┌──

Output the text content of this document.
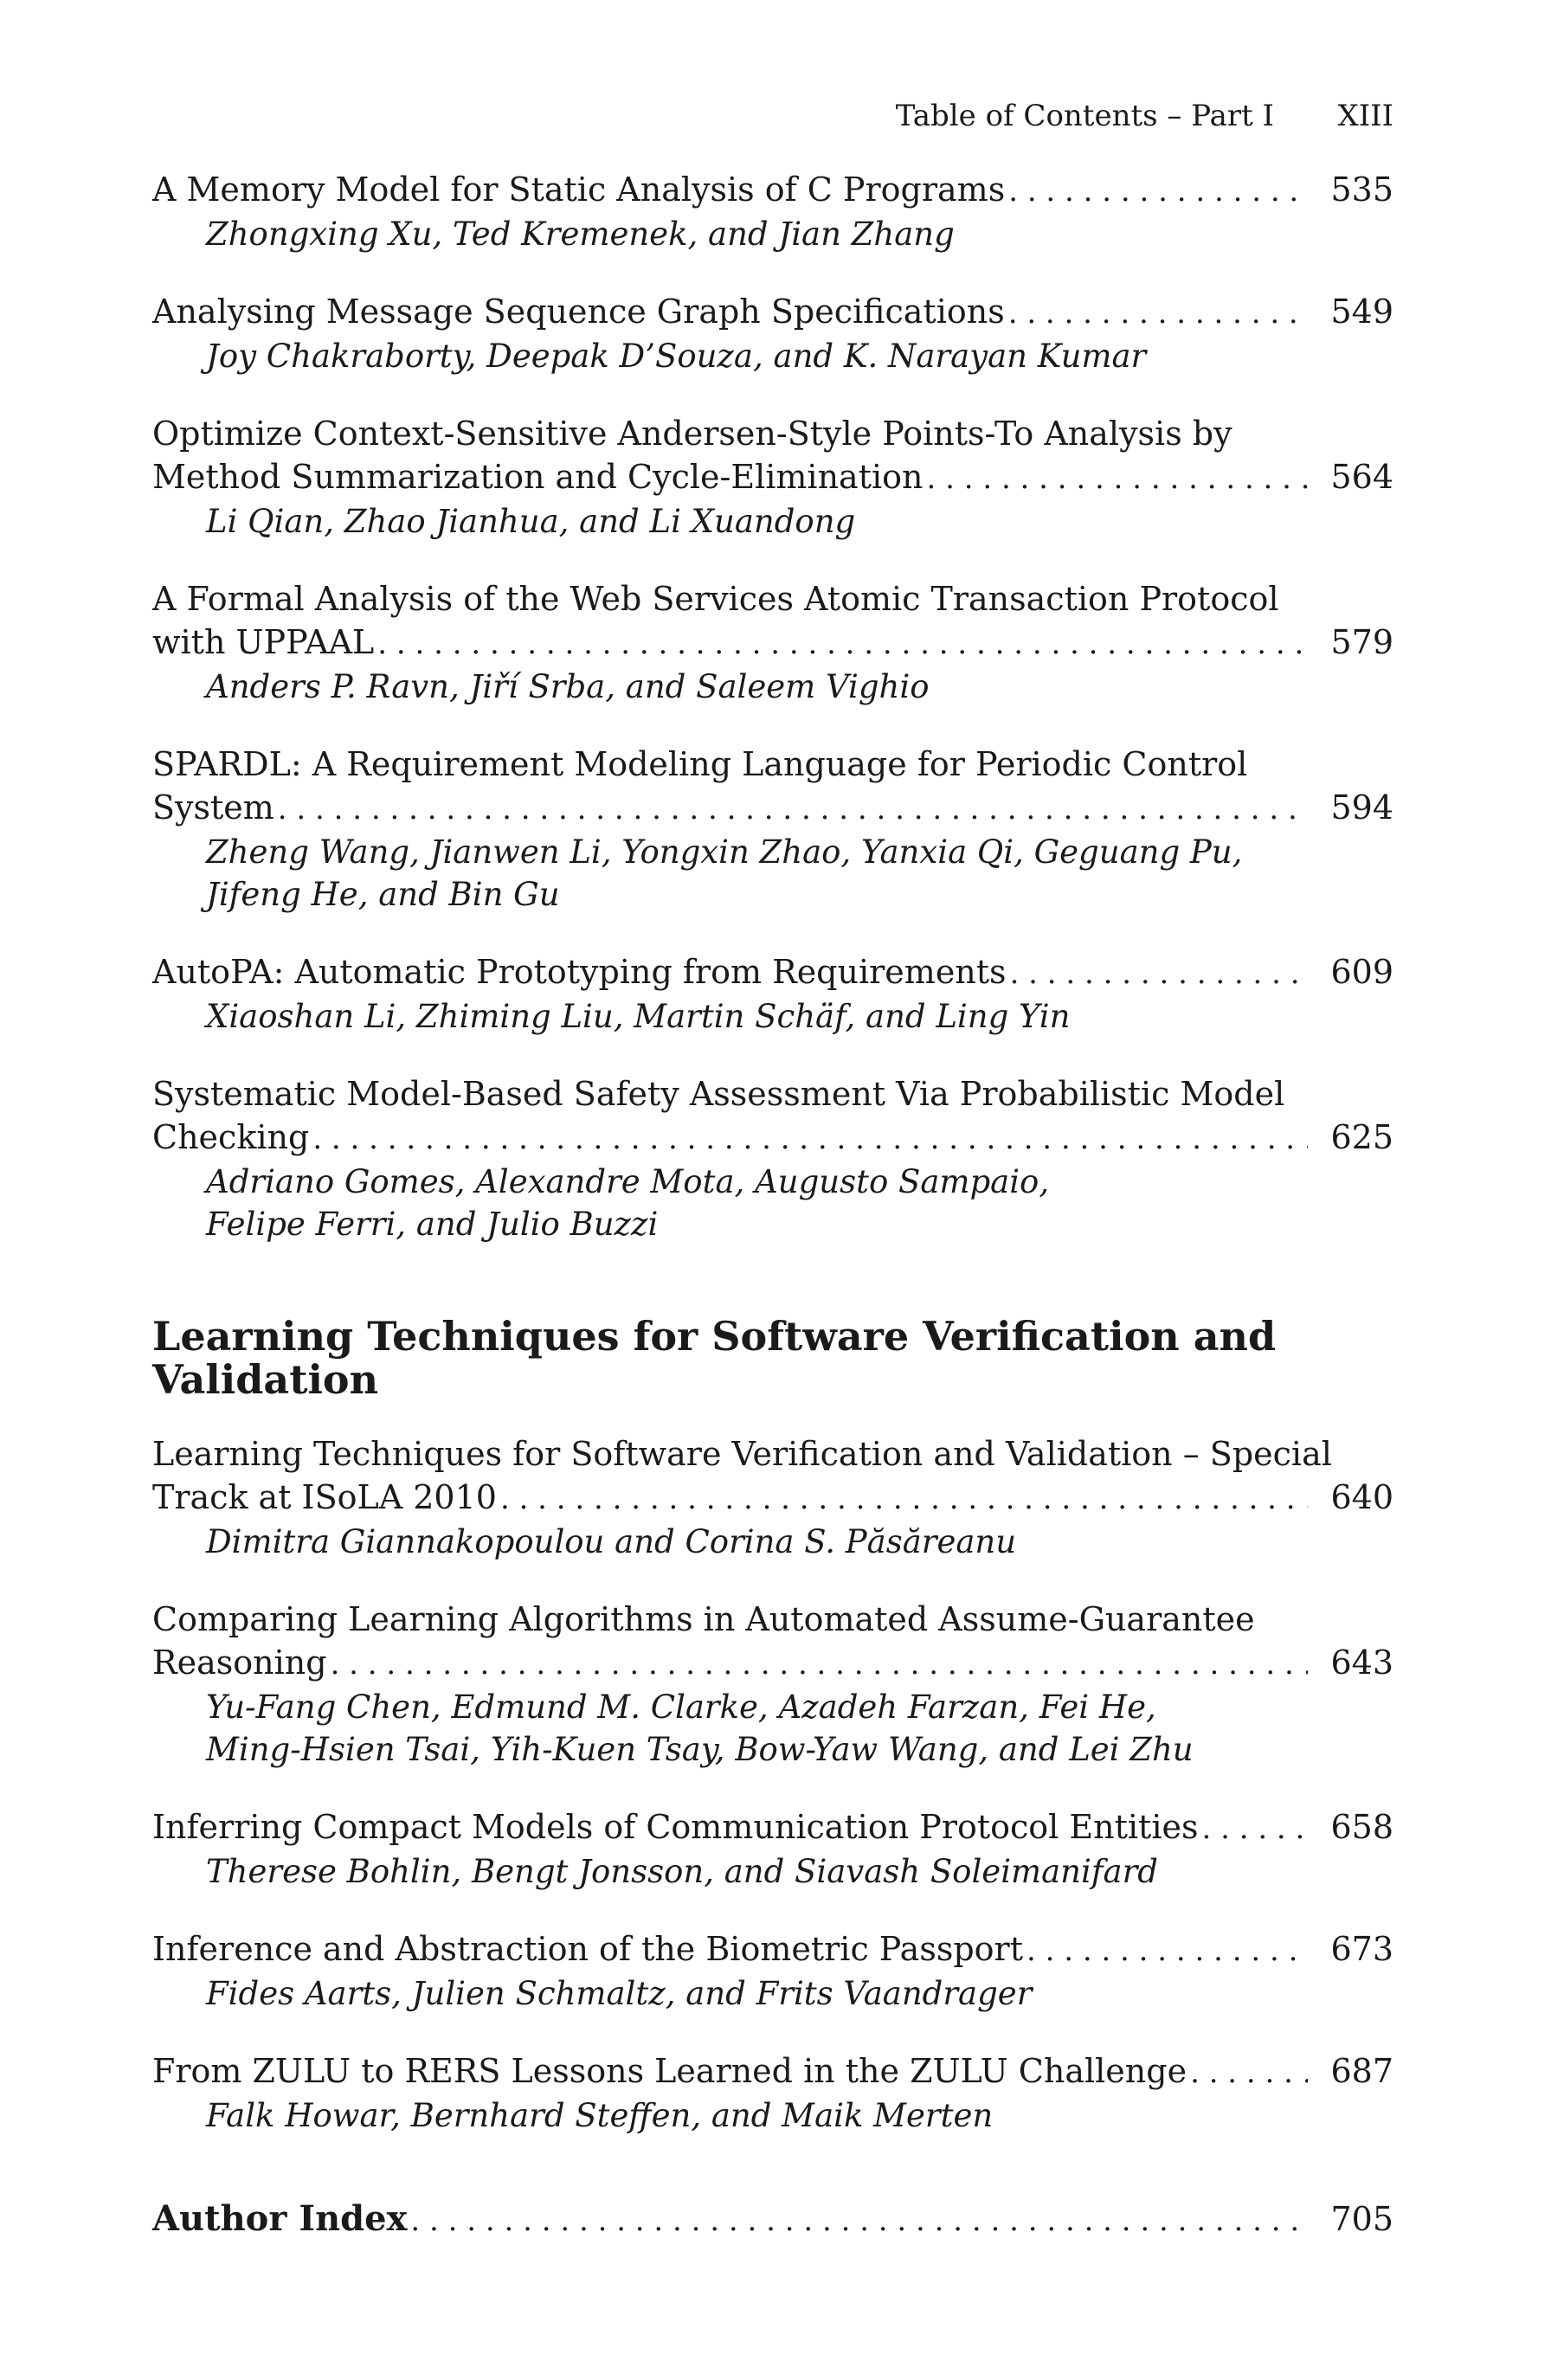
Table of Contents – Part I XIII
A Memory Model for Static Analysis of C Programs . . .	535
Zhongxing Xu, Ted Kremenek, and Jian Zhang
Analysing Message Sequence Graph Specifications . . .	549
Joy Chakraborty, Deepak D’Souza, and K. Narayan Kumar
Optimize Context-Sensitive Andersen-Style Points-To Analysis by
Method Summarization and Cycle-Elimination . . .	564
Li Qian, Zhao Jianhua, and Li Xuandong
A Formal Analysis of the Web Services Atomic Transaction Protocol
with UPPAAL . . .	579
Anders P. Ravn, Jiří Srba, and Saleem Vighio
SPARDL: A Requirement Modeling Language for Periodic Control
System . . .	594
Zheng Wang, Jianwen Li, Yongxin Zhao, Yanxia Qi, Geguang Pu,
Jifeng He, and Bin Gu
AutoPA: Automatic Prototyping from Requirements . . .	609
Xiaoshan Li, Zhiming Liu, Martin Schäf, and Ling Yin
Systematic Model-Based Safety Assessment Via Probabilistic Model
Checking . . .	625
Adriano Gomes, Alexandre Mota, Augusto Sampaio,
Felipe Ferri, and Julio Buzzi
Learning Techniques for Software Verification and
Validation
Learning Techniques for Software Verification and Validation – Special
Track at ISoLA 2010 . . .	640
Dimitra Giannakopoulou and Corina S. Păsăreanu
Comparing Learning Algorithms in Automated Assume-Guarantee
Reasoning . . .	643
Yu-Fang Chen, Edmund M. Clarke, Azadeh Farzan, Fei He,
Ming-Hsien Tsai, Yih-Kuen Tsay, Bow-Yaw Wang, and Lei Zhu
Inferring Compact Models of Communication Protocol Entities . . .	658
Therese Bohlin, Bengt Jonsson, and Siavash Soleimanifard
Inference and Abstraction of the Biometric Passport . . .	673
Fides Aarts, Julien Schmaltz, and Frits Vaandrager
From ZULU to RERS Lessons Learned in the ZULU Challenge . . .	687
Falk Howar, Bernhard Steffen, and Maik Merten
Author Index . . .	705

└──

§ SET EXERCISE
Your task is to repeat the material above exactly, without its pictures.

§ REPLY
Output the text content of this document.
Table of Contents – Part I XIII
A Memory Model for Static Analysis of C Programs . . .	535
Zhongxing Xu, Ted Kremenek, and Jian Zhang
Analysing Message Sequence Graph Specifications . . .	549
Joy Chakraborty, Deepak D’Souza, and K. Narayan Kumar
Optimize Context-Sensitive Andersen-Style Points-To Analysis by
Method Summarization and Cycle-Elimination . . .	564
Li Qian, Zhao Jianhua, and Li Xuandong
A Formal Analysis of the Web Services Atomic Transaction Protocol
with UPPAAL . . .	579
Anders P. Ravn, Jiří Srba, and Saleem Vighio
SPARDL: A Requirement Modeling Language for Periodic Control
System . . .	594
Zheng Wang, Jianwen Li, Yongxin Zhao, Yanxia Qi, Geguang Pu,
Jifeng He, and Bin Gu
AutoPA: Automatic Prototyping from Requirements . . .	609
Xiaoshan Li, Zhiming Liu, Martin Schäf, and Ling Yin
Systematic Model-Based Safety Assessment Via Probabilistic Model
Checking . . .	625
Adriano Gomes, Alexandre Mota, Augusto Sampaio,
Felipe Ferri, and Julio Buzzi
Learning Techniques for Software Verification and
Validation
Learning Techniques for Software Verification and Validation – Special
Track at ISoLA 2010 . . .	640
Dimitra Giannakopoulou and Corina S. Păsăreanu
Comparing Learning Algorithms in Automated Assume-Guarantee
Reasoning . . .	643
Yu-Fang Chen, Edmund M. Clarke, Azadeh Farzan, Fei He,
Ming-Hsien Tsai, Yih-Kuen Tsay, Bow-Yaw Wang, and Lei Zhu
Inferring Compact Models of Communication Protocol Entities . . .	658
Therese Bohlin, Bengt Jonsson, and Siavash Soleimanifard
Inference and Abstraction of the Biometric Passport . . .	673
Fides Aarts, Julien Schmaltz, and Frits Vaandrager
From ZULU to RERS Lessons Learned in the ZULU Challenge . . .	687
Falk Howar, Bernhard Steffen, and Maik Merten
Author Index . . .	705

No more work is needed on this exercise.